--- AVAILABLE DATA ---
================

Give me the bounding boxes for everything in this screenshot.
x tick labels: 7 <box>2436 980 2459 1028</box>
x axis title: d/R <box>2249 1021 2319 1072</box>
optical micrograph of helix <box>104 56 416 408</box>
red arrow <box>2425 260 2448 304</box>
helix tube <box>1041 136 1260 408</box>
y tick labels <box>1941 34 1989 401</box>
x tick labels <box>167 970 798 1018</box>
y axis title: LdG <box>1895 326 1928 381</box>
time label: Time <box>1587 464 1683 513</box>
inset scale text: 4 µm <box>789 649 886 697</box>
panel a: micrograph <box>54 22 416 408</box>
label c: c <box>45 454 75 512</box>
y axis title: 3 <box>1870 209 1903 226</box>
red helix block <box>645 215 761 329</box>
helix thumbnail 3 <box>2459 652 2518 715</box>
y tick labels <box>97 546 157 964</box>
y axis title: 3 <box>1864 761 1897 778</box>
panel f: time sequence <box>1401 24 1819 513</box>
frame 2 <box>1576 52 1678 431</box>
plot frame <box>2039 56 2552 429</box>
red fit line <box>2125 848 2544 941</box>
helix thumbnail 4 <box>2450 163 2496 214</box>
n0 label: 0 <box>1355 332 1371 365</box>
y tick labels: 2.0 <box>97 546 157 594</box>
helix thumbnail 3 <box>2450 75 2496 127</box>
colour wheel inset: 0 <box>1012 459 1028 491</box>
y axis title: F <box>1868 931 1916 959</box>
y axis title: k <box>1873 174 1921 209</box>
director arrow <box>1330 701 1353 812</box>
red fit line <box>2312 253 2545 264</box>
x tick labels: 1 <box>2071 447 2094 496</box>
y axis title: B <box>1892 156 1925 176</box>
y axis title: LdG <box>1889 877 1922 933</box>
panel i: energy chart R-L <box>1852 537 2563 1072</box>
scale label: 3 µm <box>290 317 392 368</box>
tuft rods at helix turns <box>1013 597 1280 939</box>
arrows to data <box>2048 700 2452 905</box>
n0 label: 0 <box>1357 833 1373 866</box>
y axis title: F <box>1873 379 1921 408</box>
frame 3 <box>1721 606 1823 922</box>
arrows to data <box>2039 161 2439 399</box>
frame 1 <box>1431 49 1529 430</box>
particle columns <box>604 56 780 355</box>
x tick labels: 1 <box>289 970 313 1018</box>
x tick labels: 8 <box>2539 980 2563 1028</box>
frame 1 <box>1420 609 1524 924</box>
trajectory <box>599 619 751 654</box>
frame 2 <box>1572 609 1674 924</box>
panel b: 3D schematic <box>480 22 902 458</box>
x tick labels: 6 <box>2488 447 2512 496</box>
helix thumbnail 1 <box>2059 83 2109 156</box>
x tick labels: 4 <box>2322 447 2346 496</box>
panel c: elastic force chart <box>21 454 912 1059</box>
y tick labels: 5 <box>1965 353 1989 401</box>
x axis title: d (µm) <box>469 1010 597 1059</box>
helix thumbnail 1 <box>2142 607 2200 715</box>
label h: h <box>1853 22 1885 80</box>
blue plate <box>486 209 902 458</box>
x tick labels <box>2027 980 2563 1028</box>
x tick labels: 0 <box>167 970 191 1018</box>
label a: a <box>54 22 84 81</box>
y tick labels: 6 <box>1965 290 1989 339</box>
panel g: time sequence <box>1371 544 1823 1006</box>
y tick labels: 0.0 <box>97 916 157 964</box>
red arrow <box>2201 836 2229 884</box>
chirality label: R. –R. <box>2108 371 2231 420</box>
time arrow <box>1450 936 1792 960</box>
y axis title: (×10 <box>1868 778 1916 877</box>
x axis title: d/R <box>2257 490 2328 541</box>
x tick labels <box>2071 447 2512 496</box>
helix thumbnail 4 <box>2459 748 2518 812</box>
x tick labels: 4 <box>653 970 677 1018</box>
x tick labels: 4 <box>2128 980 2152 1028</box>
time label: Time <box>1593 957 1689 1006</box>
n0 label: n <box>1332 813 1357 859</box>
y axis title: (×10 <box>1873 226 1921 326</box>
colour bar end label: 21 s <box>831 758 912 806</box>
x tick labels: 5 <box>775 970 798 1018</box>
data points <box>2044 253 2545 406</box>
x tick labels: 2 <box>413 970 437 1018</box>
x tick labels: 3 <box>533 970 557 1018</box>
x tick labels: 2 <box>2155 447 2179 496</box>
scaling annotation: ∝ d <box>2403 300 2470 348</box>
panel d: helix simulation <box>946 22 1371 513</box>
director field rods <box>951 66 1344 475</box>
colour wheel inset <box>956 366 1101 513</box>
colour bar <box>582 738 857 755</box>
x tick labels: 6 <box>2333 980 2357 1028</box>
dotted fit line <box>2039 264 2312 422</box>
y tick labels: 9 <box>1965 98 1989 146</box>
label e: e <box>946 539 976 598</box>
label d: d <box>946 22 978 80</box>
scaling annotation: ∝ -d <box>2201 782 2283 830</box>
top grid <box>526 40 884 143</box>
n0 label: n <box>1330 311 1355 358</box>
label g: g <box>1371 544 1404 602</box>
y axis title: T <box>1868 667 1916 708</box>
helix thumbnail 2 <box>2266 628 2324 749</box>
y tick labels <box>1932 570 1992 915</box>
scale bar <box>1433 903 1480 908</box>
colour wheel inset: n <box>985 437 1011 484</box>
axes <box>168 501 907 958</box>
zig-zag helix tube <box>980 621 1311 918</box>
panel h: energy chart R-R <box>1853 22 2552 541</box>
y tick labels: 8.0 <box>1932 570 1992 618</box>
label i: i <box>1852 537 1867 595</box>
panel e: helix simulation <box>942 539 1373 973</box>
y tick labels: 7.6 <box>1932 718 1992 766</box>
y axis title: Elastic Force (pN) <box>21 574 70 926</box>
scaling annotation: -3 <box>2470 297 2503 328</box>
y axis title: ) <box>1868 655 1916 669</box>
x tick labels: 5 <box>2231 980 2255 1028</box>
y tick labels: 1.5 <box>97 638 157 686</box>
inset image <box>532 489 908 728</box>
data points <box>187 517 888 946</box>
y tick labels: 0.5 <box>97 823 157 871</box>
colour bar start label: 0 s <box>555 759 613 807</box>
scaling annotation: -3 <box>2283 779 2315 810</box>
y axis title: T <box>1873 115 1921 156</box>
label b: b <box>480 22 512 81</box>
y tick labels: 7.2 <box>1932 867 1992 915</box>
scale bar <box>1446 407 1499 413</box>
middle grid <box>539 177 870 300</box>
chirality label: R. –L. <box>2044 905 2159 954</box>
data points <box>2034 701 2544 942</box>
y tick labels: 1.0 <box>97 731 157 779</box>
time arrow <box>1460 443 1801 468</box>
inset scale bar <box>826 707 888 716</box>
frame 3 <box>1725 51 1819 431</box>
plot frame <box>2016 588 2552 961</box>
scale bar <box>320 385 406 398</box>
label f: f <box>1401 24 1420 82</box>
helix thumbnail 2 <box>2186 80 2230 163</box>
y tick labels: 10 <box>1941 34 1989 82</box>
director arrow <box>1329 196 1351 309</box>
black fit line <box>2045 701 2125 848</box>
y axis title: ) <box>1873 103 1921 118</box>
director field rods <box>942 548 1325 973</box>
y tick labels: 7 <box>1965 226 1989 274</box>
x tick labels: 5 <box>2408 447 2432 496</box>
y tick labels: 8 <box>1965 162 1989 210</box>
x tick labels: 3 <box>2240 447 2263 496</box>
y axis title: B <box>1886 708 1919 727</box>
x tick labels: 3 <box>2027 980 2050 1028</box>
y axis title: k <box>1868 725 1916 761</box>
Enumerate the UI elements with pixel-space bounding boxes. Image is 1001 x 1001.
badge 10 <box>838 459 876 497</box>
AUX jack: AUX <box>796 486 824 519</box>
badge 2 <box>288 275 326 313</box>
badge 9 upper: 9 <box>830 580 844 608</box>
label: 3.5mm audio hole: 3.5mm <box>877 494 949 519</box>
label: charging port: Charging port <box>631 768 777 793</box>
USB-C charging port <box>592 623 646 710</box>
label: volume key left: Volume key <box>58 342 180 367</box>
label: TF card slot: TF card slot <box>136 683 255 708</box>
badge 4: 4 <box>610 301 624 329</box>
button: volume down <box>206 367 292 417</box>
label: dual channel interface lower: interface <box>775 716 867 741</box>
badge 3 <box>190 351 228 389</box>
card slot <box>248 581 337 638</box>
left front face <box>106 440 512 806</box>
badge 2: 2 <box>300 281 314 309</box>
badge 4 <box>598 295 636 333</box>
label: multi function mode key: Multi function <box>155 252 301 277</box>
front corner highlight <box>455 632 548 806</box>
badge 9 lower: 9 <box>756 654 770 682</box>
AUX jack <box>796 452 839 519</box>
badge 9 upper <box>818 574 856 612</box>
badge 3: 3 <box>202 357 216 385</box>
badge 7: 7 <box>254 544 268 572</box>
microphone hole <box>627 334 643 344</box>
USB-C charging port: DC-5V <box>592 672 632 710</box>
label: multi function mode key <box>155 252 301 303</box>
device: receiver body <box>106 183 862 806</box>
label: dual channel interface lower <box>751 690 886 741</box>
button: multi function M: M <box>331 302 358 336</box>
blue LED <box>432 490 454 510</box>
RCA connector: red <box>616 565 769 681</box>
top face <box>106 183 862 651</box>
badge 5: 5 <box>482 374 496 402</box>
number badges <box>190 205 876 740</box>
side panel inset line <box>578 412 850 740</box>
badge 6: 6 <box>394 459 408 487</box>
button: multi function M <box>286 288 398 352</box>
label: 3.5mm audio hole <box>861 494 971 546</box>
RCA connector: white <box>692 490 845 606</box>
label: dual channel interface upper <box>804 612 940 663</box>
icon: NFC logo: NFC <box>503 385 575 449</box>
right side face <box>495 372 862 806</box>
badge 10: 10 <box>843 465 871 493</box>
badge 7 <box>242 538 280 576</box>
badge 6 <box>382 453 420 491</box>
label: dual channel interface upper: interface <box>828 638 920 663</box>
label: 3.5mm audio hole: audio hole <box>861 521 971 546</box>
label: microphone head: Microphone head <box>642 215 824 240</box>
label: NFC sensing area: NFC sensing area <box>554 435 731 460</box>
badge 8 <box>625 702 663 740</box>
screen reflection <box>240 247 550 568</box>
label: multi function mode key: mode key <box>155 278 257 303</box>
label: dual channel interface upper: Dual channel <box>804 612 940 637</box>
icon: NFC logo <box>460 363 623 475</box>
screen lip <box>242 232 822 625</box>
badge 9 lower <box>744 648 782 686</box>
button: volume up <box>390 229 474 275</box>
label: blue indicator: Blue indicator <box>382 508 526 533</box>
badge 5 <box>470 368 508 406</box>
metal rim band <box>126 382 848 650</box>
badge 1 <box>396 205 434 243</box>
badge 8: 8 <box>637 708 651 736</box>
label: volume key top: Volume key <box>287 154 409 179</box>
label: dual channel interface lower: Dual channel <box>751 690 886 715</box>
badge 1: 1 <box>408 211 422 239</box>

================

--- EXERCISE DIRECTIONS ---
Rewrite the rows from the start through the line that contains "y tick labels <box>1941 34 1989 401</box>" as a numbered list, dropping any blank lines.

--- REPLY ---
1. Give me the bounding boxes for everything in this screenshot.
2. x tick labels: 7 <box>2436 980 2459 1028</box>
3. x axis title: d/R <box>2249 1021 2319 1072</box>
4. optical micrograph of helix <box>104 56 416 408</box>
5. red arrow <box>2425 260 2448 304</box>
6. helix tube <box>1041 136 1260 408</box>
7. y tick labels <box>1941 34 1989 401</box>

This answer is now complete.